Starting at the beginning of the data and ending with the line that contains "point-danes [104,417,123,436]", set out those lines, both ends included, as a numbered list, skipping any blank lines.

##### SUPPLIED DATA

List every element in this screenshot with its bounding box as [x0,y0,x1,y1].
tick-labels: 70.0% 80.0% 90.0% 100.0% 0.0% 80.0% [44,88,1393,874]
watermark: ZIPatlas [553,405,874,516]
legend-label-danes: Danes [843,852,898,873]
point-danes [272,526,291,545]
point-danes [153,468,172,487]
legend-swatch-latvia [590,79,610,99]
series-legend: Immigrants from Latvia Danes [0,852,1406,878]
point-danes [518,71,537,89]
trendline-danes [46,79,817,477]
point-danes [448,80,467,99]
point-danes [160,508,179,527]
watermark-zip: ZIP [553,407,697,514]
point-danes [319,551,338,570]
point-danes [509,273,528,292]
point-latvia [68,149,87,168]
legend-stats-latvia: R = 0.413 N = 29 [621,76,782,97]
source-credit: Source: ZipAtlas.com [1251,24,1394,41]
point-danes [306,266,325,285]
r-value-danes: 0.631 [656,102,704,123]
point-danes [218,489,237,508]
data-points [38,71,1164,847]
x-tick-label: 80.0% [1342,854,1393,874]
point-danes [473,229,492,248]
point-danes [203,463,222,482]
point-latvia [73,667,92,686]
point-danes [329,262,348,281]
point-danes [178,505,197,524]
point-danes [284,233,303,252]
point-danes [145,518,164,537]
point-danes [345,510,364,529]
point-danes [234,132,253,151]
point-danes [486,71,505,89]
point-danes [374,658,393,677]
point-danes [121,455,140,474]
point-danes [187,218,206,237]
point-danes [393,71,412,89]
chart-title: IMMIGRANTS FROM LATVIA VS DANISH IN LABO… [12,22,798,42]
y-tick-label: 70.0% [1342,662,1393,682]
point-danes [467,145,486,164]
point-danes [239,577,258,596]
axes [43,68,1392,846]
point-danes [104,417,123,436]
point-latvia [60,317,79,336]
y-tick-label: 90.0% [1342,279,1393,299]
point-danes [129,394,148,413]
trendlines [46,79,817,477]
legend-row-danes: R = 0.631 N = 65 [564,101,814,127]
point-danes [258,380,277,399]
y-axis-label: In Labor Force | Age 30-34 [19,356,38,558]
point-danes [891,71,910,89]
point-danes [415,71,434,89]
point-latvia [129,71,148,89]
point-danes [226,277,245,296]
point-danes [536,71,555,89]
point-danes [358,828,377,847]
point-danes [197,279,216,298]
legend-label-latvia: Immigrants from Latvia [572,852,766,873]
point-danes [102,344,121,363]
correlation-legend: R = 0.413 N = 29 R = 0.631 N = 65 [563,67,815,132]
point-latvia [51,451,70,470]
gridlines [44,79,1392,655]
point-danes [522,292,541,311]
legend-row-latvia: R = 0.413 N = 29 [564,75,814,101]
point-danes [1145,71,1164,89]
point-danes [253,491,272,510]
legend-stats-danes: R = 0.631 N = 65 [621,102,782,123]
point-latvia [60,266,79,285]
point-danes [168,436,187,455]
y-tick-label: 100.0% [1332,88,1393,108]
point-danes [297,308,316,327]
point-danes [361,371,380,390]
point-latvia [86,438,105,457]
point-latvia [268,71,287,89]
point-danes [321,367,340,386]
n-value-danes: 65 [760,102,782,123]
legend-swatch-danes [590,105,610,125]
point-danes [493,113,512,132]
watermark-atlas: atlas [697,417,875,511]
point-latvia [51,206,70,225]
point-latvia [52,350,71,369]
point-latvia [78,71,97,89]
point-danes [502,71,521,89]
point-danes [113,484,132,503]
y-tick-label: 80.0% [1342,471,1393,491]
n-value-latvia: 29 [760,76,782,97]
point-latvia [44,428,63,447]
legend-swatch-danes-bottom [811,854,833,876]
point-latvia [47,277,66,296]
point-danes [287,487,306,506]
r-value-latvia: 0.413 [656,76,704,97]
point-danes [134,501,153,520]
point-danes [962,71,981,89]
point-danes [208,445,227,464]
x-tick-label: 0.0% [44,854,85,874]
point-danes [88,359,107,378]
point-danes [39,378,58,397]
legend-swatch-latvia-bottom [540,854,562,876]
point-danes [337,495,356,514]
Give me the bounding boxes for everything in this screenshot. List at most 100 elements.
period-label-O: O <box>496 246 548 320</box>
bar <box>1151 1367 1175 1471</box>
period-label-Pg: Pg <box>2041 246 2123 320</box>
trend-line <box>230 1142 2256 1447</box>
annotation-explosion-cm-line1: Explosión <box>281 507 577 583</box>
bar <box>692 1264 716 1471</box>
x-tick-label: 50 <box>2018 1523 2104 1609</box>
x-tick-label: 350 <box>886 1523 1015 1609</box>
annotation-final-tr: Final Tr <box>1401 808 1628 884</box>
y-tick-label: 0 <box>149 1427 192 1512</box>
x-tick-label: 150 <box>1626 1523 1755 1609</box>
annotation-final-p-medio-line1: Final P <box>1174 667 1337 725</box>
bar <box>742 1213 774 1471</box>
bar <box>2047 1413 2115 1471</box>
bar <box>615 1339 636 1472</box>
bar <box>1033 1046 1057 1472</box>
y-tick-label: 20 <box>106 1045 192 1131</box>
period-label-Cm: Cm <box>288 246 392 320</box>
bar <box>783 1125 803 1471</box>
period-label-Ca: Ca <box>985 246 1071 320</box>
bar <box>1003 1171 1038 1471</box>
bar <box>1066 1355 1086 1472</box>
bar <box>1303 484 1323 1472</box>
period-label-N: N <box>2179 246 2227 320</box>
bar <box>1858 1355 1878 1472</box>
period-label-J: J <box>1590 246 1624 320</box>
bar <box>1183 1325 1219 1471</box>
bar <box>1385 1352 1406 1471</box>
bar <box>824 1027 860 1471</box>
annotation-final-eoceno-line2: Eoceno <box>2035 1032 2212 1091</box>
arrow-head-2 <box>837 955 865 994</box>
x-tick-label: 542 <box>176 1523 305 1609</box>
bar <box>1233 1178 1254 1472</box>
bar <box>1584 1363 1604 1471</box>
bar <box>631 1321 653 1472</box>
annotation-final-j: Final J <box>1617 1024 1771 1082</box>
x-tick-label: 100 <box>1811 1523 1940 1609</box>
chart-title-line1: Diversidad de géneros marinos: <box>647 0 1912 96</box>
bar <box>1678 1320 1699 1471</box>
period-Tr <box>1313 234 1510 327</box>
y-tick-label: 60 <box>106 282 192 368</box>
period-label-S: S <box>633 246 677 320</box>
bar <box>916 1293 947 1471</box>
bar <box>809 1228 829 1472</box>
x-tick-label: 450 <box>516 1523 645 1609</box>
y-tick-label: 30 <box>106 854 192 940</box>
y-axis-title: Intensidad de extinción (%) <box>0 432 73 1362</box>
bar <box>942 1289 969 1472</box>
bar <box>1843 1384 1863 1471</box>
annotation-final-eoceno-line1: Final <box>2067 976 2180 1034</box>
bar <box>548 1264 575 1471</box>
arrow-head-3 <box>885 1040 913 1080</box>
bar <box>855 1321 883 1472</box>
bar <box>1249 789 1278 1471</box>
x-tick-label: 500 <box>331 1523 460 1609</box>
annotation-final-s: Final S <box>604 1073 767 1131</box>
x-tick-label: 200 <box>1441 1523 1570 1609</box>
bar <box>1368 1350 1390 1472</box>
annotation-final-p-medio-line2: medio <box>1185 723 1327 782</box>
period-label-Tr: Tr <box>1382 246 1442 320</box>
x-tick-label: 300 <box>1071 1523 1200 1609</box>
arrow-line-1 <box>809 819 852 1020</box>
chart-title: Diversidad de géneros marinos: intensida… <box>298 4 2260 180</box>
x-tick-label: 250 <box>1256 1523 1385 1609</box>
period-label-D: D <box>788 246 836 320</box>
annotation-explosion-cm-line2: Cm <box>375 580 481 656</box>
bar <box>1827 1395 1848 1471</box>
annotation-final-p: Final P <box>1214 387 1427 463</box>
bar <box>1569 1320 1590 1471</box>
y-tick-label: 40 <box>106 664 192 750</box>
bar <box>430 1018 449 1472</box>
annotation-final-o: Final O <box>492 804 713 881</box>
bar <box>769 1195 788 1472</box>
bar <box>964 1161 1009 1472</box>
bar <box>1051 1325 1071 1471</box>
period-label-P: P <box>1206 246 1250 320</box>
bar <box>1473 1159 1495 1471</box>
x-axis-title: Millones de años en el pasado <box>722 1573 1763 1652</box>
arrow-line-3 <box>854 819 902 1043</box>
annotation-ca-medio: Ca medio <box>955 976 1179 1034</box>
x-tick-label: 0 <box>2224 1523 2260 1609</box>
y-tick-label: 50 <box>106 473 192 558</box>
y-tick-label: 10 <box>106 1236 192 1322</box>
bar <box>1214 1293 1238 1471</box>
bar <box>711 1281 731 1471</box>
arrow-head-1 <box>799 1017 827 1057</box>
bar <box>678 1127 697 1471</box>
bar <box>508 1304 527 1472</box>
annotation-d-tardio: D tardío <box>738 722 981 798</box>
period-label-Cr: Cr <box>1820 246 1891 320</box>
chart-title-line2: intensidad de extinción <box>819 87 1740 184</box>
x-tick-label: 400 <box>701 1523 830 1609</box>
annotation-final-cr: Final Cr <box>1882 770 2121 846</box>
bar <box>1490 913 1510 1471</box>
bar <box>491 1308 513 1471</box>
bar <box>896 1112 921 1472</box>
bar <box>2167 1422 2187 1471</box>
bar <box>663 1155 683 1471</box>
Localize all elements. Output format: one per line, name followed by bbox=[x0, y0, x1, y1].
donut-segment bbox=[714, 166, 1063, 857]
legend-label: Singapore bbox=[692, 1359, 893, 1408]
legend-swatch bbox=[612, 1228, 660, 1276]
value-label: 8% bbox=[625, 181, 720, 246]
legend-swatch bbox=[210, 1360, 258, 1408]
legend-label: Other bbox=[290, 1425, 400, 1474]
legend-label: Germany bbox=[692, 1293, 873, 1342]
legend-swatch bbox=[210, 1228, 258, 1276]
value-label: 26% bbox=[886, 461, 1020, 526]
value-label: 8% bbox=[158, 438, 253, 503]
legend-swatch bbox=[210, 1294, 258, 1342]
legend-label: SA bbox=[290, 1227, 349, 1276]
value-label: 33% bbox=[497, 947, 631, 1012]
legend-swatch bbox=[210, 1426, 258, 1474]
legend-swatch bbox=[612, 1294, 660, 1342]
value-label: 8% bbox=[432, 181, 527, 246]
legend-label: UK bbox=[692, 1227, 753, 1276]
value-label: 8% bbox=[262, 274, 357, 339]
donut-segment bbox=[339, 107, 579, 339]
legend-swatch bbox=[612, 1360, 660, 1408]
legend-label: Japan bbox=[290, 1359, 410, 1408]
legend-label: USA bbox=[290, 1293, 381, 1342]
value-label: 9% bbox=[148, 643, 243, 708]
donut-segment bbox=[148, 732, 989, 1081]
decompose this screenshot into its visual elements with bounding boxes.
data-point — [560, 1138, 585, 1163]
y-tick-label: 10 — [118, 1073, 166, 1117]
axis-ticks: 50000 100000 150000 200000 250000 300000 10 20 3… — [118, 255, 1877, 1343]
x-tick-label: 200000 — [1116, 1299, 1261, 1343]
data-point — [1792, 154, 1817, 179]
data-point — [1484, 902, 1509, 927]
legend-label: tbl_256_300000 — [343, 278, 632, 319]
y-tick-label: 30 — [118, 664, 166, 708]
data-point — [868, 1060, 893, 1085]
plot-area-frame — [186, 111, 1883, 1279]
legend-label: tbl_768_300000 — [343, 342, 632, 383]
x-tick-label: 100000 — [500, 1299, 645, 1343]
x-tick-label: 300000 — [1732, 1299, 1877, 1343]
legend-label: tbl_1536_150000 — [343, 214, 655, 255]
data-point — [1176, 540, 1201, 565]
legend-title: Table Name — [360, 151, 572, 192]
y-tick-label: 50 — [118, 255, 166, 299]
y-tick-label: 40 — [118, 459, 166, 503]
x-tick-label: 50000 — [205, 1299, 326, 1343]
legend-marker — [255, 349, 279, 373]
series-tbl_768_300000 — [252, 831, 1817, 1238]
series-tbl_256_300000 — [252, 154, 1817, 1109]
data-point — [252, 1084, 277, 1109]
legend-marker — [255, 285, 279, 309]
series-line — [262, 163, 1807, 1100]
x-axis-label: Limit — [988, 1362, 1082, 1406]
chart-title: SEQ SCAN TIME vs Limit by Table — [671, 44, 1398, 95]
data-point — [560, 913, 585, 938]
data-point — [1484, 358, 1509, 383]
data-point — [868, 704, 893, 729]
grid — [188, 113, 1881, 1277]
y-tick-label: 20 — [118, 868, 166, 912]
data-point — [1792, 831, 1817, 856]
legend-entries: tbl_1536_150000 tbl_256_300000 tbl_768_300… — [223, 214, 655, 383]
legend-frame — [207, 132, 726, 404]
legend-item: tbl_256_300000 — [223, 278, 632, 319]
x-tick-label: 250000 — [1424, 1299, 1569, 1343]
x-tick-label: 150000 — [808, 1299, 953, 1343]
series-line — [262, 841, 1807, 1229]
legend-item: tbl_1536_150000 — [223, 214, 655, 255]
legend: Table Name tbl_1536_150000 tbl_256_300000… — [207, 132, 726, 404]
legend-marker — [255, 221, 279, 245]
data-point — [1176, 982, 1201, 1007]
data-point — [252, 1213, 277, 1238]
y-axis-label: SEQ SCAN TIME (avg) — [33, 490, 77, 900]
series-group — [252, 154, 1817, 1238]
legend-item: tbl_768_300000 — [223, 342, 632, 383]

##########

> **EXERCISE RESULT**:
1. List every element in this screenshot with its bounding box as [x0,y0,x1,y1].
2. tick-labels: 70.0% 80.0% 90.0% 100.0% 0.0% 80.0% [44,88,1393,874]
3. watermark: ZIPatlas [553,405,874,516]
4. legend-label-danes: Danes [843,852,898,873]
5. point-danes [272,526,291,545]
6. point-danes [153,468,172,487]
7. legend-swatch-latvia [590,79,610,99]
8. series-legend: Immigrants from Latvia Danes [0,852,1406,878]
9. point-danes [518,71,537,89]
10. trendline-danes [46,79,817,477]
11. point-danes [448,80,467,99]
12. point-danes [160,508,179,527]
13. watermark-zip: ZIP [553,407,697,514]
14. point-danes [319,551,338,570]
15. point-danes [509,273,528,292]
16. point-latvia [68,149,87,168]
17. legend-stats-latvia: R = 0.413 N = 29 [621,76,782,97]
18. source-credit: Source: ZipAtlas.com [1251,24,1394,41]
19. point-danes [306,266,325,285]
20. r-value-danes: 0.631 [656,102,704,123]
21. point-danes [218,489,237,508]
22. data-points [38,71,1164,847]
23. x-tick-label: 80.0% [1342,854,1393,874]
24. point-danes [473,229,492,248]
25. point-danes [203,463,222,482]
26. point-latvia [73,667,92,686]
27. point-danes [329,262,348,281]
28. point-danes [178,505,197,524]
29. point-danes [284,233,303,252]
30. point-danes [145,518,164,537]
31. point-danes [345,510,364,529]
32. point-danes [234,132,253,151]
33. point-danes [486,71,505,89]
34. point-danes [374,658,393,677]
35. point-danes [121,455,140,474]
36. point-danes [187,218,206,237]
37. point-danes [393,71,412,89]
38. chart-title: IMMIGRANTS FROM LATVIA VS DANISH IN LABO… [12,22,798,42]
39. y-tick-label: 70.0% [1342,662,1393,682]
40. point-danes [467,145,486,164]
41. point-danes [239,577,258,596]
42. axes [43,68,1392,846]
43. point-danes [104,417,123,436]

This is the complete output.